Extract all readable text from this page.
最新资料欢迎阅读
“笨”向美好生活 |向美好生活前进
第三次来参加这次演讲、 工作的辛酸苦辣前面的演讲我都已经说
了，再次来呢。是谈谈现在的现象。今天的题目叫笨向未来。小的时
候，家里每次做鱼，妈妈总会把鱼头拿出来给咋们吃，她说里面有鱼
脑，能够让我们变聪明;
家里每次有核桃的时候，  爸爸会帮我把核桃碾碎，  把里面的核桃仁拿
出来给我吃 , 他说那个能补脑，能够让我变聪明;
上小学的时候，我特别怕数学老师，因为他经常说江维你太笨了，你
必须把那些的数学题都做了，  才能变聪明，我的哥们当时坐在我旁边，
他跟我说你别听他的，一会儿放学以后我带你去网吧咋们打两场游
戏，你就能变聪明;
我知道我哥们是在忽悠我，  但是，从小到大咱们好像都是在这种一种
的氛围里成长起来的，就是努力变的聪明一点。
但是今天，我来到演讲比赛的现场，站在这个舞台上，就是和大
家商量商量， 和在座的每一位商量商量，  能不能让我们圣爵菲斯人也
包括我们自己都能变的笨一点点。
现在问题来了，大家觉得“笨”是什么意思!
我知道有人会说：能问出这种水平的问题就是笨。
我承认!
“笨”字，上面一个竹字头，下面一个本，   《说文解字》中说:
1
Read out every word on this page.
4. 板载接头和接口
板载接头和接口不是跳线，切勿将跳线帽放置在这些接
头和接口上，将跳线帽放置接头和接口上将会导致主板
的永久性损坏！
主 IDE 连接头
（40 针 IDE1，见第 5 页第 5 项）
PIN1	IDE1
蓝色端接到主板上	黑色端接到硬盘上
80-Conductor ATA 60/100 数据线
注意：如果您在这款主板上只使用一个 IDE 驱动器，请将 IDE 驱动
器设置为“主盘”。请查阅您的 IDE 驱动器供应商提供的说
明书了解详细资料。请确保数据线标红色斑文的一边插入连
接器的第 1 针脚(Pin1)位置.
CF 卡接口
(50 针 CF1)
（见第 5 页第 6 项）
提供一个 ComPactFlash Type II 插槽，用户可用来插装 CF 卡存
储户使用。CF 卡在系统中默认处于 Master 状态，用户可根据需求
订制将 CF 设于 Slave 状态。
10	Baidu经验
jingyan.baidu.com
..............................
What is being asked
Check each line above for the string "page", then copy the ones that have it.

Expected answer
Extract all readable text from this page.
Read out every word on this page.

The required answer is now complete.